### Task description
Write down each entry again, exactly as it reads.

-- BEGIN Listing --

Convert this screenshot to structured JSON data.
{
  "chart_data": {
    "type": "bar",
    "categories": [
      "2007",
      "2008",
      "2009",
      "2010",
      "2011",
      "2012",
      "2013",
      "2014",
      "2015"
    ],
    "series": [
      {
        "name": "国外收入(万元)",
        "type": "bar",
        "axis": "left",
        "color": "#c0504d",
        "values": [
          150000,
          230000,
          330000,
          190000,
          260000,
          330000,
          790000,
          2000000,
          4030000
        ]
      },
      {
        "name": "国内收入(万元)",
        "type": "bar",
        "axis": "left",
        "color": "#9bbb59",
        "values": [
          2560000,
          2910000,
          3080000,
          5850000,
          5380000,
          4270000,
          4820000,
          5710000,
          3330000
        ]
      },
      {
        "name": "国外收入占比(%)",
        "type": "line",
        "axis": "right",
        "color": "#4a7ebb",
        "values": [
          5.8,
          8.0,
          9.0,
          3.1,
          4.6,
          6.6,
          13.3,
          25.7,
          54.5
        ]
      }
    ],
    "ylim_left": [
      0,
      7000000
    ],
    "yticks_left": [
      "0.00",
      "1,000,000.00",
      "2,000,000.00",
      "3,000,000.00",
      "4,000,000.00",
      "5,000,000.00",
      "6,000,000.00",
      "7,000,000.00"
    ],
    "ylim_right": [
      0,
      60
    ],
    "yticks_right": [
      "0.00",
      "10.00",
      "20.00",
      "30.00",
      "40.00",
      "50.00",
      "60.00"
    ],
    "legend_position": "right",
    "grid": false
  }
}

-- END Listing --

### Response
Convert this screenshot to structured JSON data.
{
  "chart_data": {
    "type": "bar",
    "categories": [
      "2007",
      "2008",
      "2009",
      "2010",
      "2011",
      "2012",
      "2013",
      "2014",
      "2015"
    ],
    "series": [
      {
        "name": "国外收入(万元)",
        "type": "bar",
        "axis": "left",
        "color": "#c0504d",
        "values": [
          150000,
          230000,
          330000,
          190000,
          260000,
          330000,
          790000,
          2000000,
          4030000
        ]
      },
      {
        "name": "国内收入(万元)",
        "type": "bar",
        "axis": "left",
        "color": "#9bbb59",
        "values": [
          2560000,
          2910000,
          3080000,
          5850000,
          5380000,
          4270000,
          4820000,
          5710000,
          3330000
        ]
      },
      {
        "name": "国外收入占比(%)",
        "type": "line",
        "axis": "right",
        "color": "#4a7ebb",
        "values": [
          5.8,
          8.0,
          9.0,
          3.1,
          4.6,
          6.6,
          13.3,
          25.7,
          54.5
        ]
      }
    ],
    "ylim_left": [
      0,
      7000000
    ],
    "yticks_left": [
      "0.00",
      "1,000,000.00",
      "2,000,000.00",
      "3,000,000.00",
      "4,000,000.00",
      "5,000,000.00",
      "6,000,000.00",
      "7,000,000.00"
    ],
    "ylim_right": [
      0,
      60
    ],
    "yticks_right": [
      "0.00",
      "10.00",
      "20.00",
      "30.00",
      "40.00",
      "50.00",
      "60.00"
    ],
    "legend_position": "right",
    "grid": false
  }
}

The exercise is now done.